(Figure data in JSON)
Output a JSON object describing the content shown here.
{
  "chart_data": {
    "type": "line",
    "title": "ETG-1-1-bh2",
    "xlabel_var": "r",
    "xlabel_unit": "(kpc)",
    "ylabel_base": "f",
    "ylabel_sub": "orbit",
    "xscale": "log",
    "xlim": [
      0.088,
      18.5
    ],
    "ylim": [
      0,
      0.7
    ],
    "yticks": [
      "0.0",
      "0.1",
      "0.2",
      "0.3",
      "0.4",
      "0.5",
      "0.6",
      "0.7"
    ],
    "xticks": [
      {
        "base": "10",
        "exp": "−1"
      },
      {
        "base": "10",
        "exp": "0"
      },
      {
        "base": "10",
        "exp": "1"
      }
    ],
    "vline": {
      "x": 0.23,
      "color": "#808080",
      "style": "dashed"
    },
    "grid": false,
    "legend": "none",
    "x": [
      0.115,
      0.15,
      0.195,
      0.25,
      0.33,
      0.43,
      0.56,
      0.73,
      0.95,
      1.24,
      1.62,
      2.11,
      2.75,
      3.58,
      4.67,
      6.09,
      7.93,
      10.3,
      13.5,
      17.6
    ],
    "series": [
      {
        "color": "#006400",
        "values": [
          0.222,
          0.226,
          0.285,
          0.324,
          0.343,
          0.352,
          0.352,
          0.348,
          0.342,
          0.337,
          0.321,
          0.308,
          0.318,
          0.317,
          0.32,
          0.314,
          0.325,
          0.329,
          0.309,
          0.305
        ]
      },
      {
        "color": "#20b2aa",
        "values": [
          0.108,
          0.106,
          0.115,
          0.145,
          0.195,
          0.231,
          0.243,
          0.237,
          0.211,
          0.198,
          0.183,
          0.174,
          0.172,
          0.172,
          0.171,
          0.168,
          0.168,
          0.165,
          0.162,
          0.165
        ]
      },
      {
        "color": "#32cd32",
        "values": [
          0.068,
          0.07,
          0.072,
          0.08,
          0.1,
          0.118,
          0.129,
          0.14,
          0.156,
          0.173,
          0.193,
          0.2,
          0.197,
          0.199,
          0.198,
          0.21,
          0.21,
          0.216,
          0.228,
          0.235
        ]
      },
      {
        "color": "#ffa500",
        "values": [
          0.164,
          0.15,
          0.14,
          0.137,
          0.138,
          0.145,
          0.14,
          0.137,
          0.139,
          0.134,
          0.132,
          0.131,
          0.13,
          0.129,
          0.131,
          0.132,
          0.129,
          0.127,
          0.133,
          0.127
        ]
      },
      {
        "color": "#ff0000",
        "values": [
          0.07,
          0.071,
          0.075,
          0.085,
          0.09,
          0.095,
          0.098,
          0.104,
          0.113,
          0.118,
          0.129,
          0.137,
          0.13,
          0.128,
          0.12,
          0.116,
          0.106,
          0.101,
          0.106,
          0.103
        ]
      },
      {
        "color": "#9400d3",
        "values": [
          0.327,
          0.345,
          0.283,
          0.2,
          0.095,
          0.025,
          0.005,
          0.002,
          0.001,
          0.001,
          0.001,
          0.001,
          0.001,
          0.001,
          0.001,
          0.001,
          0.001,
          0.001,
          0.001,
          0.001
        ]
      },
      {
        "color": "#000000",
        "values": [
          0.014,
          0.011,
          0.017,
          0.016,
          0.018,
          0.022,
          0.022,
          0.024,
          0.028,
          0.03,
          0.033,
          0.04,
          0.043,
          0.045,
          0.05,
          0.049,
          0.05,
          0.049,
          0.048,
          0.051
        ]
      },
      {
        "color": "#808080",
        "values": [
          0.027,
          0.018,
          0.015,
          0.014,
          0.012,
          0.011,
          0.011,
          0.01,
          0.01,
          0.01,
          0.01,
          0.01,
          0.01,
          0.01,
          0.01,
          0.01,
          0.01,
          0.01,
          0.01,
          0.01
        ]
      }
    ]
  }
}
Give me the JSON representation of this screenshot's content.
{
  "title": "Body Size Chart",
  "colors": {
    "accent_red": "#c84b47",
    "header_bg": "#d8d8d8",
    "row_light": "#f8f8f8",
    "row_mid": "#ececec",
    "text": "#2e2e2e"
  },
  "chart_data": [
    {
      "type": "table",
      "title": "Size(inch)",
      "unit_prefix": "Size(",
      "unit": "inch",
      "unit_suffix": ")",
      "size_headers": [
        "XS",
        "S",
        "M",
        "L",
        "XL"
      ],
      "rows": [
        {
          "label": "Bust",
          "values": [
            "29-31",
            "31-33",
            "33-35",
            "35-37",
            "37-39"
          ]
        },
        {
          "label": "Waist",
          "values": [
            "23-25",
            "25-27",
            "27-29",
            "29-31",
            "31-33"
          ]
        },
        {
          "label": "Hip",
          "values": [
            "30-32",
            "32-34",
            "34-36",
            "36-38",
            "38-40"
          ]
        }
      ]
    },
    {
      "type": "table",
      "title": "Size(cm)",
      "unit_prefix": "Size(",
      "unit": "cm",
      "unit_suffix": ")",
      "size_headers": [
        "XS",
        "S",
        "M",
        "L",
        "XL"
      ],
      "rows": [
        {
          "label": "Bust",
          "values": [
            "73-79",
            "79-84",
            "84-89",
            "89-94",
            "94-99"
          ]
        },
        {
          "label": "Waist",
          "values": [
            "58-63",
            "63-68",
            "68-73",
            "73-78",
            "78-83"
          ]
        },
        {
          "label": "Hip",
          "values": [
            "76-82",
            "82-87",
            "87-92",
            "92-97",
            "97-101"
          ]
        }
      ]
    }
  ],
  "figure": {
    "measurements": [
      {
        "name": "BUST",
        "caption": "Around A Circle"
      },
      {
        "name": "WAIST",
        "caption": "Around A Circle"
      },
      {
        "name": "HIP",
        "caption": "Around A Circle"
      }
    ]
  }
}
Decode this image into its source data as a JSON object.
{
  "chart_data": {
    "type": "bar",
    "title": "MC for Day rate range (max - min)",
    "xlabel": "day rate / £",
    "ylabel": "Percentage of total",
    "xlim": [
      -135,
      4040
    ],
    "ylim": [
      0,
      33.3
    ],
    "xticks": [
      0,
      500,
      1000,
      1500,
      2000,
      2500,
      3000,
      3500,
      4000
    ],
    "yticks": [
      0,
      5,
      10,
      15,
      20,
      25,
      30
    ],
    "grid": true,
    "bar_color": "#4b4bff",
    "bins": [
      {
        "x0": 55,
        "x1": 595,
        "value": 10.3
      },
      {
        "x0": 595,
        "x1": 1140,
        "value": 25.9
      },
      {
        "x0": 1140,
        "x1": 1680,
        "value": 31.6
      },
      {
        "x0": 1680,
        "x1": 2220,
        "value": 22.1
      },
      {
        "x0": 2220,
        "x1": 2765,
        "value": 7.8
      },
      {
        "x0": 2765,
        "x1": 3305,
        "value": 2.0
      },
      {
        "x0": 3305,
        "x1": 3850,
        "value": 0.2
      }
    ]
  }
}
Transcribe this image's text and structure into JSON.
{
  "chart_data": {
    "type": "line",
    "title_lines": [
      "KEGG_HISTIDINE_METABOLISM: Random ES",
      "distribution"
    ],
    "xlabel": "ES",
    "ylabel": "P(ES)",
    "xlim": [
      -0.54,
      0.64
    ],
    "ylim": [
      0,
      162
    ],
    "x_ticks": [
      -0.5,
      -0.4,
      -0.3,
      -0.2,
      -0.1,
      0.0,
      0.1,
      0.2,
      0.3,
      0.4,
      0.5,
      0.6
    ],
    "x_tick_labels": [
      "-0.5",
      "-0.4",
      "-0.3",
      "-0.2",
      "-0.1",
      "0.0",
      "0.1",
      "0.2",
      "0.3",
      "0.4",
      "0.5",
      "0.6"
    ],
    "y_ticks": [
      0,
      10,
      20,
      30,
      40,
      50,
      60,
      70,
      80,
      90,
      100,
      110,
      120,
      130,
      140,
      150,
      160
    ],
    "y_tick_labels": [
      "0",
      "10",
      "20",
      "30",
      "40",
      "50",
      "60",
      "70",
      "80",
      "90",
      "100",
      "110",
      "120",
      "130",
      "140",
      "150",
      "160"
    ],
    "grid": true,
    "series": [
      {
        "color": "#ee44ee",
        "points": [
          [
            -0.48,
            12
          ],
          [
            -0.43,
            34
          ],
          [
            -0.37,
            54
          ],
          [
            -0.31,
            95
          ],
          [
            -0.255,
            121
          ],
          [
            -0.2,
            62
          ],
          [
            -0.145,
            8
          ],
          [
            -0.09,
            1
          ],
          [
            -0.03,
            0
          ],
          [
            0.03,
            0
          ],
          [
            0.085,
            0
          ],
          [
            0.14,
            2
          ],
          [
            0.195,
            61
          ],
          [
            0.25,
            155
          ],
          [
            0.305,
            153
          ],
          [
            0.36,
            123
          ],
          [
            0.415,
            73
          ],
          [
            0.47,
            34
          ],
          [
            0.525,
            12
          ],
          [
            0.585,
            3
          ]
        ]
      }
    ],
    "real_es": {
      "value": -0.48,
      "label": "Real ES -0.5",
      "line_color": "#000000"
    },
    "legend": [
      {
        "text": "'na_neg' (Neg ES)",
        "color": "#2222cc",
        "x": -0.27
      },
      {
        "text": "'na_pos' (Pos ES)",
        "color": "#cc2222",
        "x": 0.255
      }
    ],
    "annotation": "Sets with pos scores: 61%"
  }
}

▶ WHAT YOU NEED TO DO
Pick out lines containing the word "text", each one as written.

▶ WRITTEN SOLUTION
    "text": "#2e2e2e"
Transcribe this image's text and structure into JSON.
        "text": "'na_neg' (Neg ES)",
        "text": "'na_pos' (Pos ES)",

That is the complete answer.